Job ▸ Output the full material exactly as it appears here.

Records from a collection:
'''

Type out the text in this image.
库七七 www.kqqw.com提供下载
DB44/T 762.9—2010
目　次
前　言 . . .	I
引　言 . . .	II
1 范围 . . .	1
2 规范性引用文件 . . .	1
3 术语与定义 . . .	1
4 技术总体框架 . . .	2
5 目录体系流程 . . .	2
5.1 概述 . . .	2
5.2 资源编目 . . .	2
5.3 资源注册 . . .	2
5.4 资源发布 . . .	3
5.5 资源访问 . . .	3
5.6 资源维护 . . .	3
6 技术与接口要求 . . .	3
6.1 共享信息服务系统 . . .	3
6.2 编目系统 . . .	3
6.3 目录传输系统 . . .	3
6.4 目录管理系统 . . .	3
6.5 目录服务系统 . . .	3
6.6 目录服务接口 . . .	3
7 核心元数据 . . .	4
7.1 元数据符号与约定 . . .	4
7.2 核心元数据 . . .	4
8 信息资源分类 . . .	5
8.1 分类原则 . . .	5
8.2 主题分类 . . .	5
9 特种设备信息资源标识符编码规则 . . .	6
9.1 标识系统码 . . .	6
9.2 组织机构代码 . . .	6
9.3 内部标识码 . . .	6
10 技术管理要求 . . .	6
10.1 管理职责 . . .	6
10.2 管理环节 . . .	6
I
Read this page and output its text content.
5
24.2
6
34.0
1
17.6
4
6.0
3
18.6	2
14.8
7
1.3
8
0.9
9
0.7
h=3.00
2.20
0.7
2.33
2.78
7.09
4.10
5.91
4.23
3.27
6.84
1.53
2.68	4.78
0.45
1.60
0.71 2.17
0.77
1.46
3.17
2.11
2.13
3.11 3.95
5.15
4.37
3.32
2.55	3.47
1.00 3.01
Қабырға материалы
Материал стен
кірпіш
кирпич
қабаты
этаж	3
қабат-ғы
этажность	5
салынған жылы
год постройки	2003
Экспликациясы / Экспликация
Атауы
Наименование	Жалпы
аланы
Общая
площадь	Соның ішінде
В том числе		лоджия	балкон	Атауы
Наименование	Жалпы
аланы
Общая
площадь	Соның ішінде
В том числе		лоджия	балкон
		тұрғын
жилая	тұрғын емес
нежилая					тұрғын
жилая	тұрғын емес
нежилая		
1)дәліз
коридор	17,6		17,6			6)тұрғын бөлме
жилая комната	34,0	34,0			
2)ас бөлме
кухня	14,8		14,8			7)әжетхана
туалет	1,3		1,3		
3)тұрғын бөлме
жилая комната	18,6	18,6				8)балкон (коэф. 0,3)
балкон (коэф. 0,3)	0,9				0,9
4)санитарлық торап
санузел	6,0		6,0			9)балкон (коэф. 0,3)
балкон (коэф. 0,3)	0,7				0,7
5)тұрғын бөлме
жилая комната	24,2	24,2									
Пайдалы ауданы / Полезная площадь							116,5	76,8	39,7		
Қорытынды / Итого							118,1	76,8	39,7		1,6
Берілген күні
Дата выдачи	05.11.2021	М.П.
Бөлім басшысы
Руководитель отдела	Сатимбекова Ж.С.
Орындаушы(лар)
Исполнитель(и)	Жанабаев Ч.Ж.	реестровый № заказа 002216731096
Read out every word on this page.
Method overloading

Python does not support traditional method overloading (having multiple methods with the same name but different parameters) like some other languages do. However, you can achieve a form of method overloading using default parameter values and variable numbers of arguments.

'''

Right answer ▸
Type out the text in this image.
库七七 www.kqqw.com提供下载
DB44/T 762.9—2010
目　次
前　言 . . .	I
引　言 . . .	II
1 范围 . . .	1
2 规范性引用文件 . . .	1
3 术语与定义 . . .	1
4 技术总体框架 . . .	2
5 目录体系流程 . . .	2
5.1 概述 . . .	2
5.2 资源编目 . . .	2
5.3 资源注册 . . .	2
5.4 资源发布 . . .	3
5.5 资源访问 . . .	3
5.6 资源维护 . . .	3
6 技术与接口要求 . . .	3
6.1 共享信息服务系统 . . .	3
6.2 编目系统 . . .	3
6.3 目录传输系统 . . .	3
6.4 目录管理系统 . . .	3
6.5 目录服务系统 . . .	3
6.6 目录服务接口 . . .	3
7 核心元数据 . . .	4
7.1 元数据符号与约定 . . .	4
7.2 核心元数据 . . .	4
8 信息资源分类 . . .	5
8.1 分类原则 . . .	5
8.2 主题分类 . . .	5
9 特种设备信息资源标识符编码规则 . . .	6
9.1 标识系统码 . . .	6
9.2 组织机构代码 . . .	6
9.3 内部标识码 . . .	6
10 技术管理要求 . . .	6
10.1 管理职责 . . .	6
10.2 管理环节 . . .	6
I
Read this page and output its text content.
5
24.2
6
34.0
1
17.6
4
6.0
3
18.6	2
14.8
7
1.3
8
0.9
9
0.7
h=3.00
2.20
0.7
2.33
2.78
7.09
4.10
5.91
4.23
3.27
6.84
1.53
2.68	4.78
0.45
1.60
0.71 2.17
0.77
1.46
3.17
2.11
2.13
3.11 3.95
5.15
4.37
3.32
2.55	3.47
1.00 3.01
Қабырға материалы
Материал стен
кірпіш
кирпич
қабаты
этаж	3
қабат-ғы
этажность	5
салынған жылы
год постройки	2003
Экспликациясы / Экспликация
Атауы
Наименование	Жалпы
аланы
Общая
площадь	Соның ішінде
В том числе		лоджия	балкон	Атауы
Наименование	Жалпы
аланы
Общая
площадь	Соның ішінде
В том числе		лоджия	балкон
		тұрғын
жилая	тұрғын емес
нежилая					тұрғын
жилая	тұрғын емес
нежилая		
1)дәліз
коридор	17,6		17,6			6)тұрғын бөлме
жилая комната	34,0	34,0			
2)ас бөлме
кухня	14,8		14,8			7)әжетхана
туалет	1,3		1,3		
3)тұрғын бөлме
жилая комната	18,6	18,6				8)балкон (коэф. 0,3)
балкон (коэф. 0,3)	0,9				0,9
4)санитарлық торап
санузел	6,0		6,0			9)балкон (коэф. 0,3)
балкон (коэф. 0,3)	0,7				0,7
5)тұрғын бөлме
жилая комната	24,2	24,2									
Пайдалы ауданы / Полезная площадь							116,5	76,8	39,7		
Қорытынды / Итого							118,1	76,8	39,7		1,6
Берілген күні
Дата выдачи	05.11.2021	М.П.
Бөлім басшысы
Руководитель отдела	Сатимбекова Ж.С.
Орындаушы(лар)
Исполнитель(и)	Жанабаев Ч.Ж.	реестровый № заказа 002216731096
Read out every word on this page.
Method overloading

Python does not support traditional method overloading (having multiple methods with the same name but different parameters) like some other languages do. However, you can achieve a form of method overloading using default parameter values and variable numbers of arguments.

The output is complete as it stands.